### Extract provided
For a glimpse at the problem of pain that I hope doesn’t add to the burden, see this blog piece

But now to Romans 11. It’s a great example of the importance of reading the author in context because if we take the passage in isolation, then literalize it, then totalize it, then apply it to our lives, we’ll experience it as a stumbling block. So very briefly,

“For God shut up / bound up”

Literally? Does God imprison people? Does he actually chain anyone to sin? What happened to redemption and deliverance and freedom from bondage? Of course not. So how is Paul using these words? 

We find the answer back in chapter one, where we read three times that “God gave them over,” which is how Paul thinks and talks about ‘wrath.’ Wrath taken literally means ‘violent anger’ but in Paul’s writings (following some of the prophets), he uses it as a metaphor for God’s consent to our defiance and whatever self-harming consequences that brings about. Why does God consent to our disobedience? Because love never coerces. It can’t or its not love. God loved us in this way: he sent Love Incarnate with an appeal to come back to love, then we murdered him, and even then, Love persisted through forgiveness, and even now, continues to draw us by love rather than through a violation of our will. So the ‘shut up’ or ‘bound up’ is an active verb but only used to describe our relationship to sin (bondage) when God consents. 

“For God shut up everyone”

In context, who is ‘everyone’? Yes, all people. But specifically, Romans is contrasting Jews and Gentiles and their response to God. We see this in both Romans 2 and in an overarching argument in chapters 9-11. God created Gentiles with a capacity to know him through a revelation of natural law but they were idolatrous and defiant. And God elected the Jews with a capacity to know him through special revelation in the Mosaic law. But they too hardened their hearts. So neither really has any advantage over the other. Both are bound up in their own form of disobedience.

“…so that he might show mercy to everyone.” 

Now here is the beautiful symmetry (and assymetry) of God’s grace revealed in Romans:

  • All have sinned and fallen short, but all are freely justified by grace (3:23-24)There’s death in Adam and there’s resurrection in Christ (5:15-19)
  • There’s the wages of sin (death) and there’s the free gift (eternal life) (6:23)
  • All are bound us in disobedience and all are shown mercy (11:32).

I call it symmetry because for every downer on the sin, wrath, judgment side, there’s a corresponding response of grace, mercy, and redemption from the divine side. But I also call it an assymetry because Romans 5 insists on “how much more” grace abounds than anything sin could do. How much more is the gift than the curse … how much more is Christ than Adam. So regardless of whether one is a Jew or Gentile, regardless of the nature of our disobedience, regardless of how severe or mild our experience of the human condition, the mercy of God trumps whatever we would have imagined his justice to look like (because our idea of fair is also fallen). But if the justice of God is the restoration of all things (including you) and the means is mercy (rather than wrath), then we can live in hope… even when our only connection to Christ seems to be our shared affliction.

None of this should be taken as a rationalization for suffering. It’s not a theology, it’s not an answer, it’s not a solution. ALL it can be is a gesture toward the Cross where we bring our burdens and our grief and our chronic conditions to him and he co-suffers it with us.
######
> Stated task: Repeat the passage of the commentary on Romans 11 starting at "I call it symmetry" and ending at "our shared affliction.". Work only from the commentary on Romans 11 above.
### Data entries
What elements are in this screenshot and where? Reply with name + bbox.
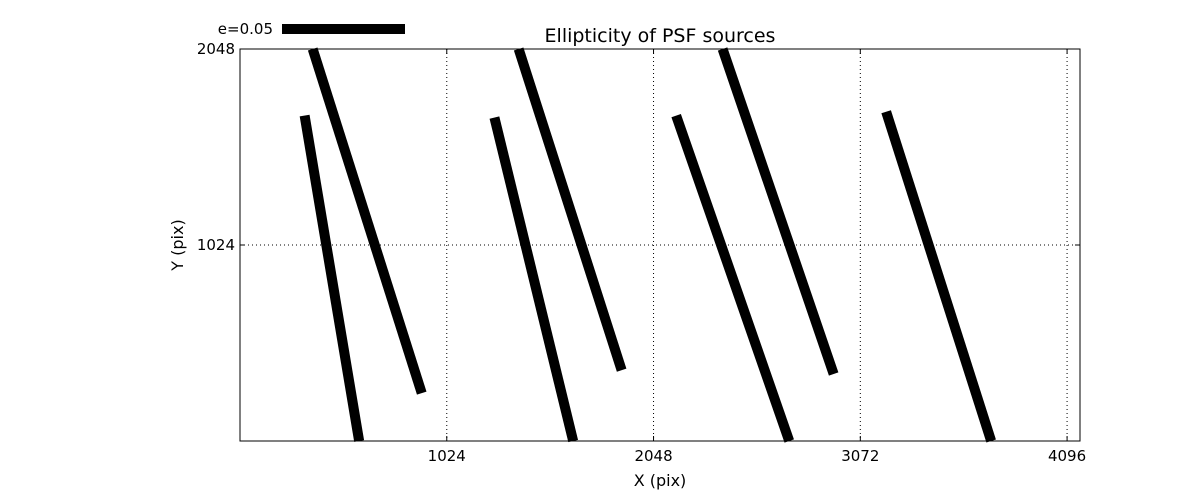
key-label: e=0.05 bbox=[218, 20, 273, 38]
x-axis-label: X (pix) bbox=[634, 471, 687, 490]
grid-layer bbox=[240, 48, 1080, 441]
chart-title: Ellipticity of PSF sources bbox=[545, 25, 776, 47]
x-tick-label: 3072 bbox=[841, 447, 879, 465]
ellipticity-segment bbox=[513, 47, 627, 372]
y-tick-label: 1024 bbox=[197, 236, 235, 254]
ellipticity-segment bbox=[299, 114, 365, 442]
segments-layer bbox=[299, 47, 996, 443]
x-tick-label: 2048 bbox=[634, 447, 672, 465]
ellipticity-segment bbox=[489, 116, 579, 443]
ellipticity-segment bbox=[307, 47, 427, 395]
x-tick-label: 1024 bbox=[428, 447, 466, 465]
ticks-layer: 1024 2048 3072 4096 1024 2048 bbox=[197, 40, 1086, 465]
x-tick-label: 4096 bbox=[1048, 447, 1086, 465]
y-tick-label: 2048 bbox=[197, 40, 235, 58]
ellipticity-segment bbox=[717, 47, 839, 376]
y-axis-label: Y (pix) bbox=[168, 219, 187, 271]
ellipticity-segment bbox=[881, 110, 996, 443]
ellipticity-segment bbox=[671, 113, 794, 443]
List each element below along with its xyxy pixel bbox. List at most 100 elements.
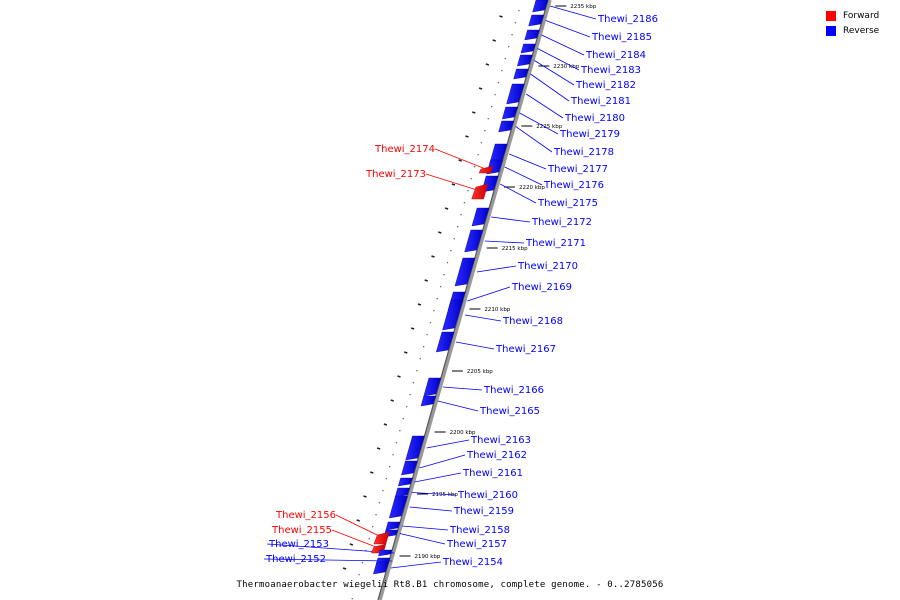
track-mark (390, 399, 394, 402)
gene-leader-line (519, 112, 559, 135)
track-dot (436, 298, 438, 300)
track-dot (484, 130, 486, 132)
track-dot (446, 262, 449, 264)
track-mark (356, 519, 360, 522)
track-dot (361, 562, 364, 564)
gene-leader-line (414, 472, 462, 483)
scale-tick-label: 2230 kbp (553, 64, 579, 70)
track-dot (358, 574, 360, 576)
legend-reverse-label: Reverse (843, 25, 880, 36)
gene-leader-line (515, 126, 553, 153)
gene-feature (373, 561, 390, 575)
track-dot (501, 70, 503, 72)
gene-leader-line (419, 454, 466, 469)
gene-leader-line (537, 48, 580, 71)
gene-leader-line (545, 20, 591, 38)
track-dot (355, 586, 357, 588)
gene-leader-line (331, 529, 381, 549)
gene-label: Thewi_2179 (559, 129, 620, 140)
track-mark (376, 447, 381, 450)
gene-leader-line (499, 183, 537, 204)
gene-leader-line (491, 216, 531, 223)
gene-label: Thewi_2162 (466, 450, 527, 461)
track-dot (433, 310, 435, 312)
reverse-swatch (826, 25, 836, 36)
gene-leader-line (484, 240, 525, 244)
######
> Response:
I call it symmetry because for every downer on the sin, wrath, judgment side, there’s a corresponding response of grace, mercy, and redemption from the divine side. But I also call it an assymetry because Romans 5 insists on “how much more” grace abounds than anything sin could do. How much more is the gift than the curse … how much more is Christ than Adam. So regardless of whether one is a Jew or Gentile, regardless of the nature of our disobedience, regardless of how severe or mild our experience of the human condition, the mercy of God trumps whatever we would have imagined his justice to look like (because our idea of fair is also fallen). But if the justice of God is the restoration of all things (including you) and the means is mercy (rather than wrath), then we can live in hope… even when our only connection to Christ seems to be our shared affliction.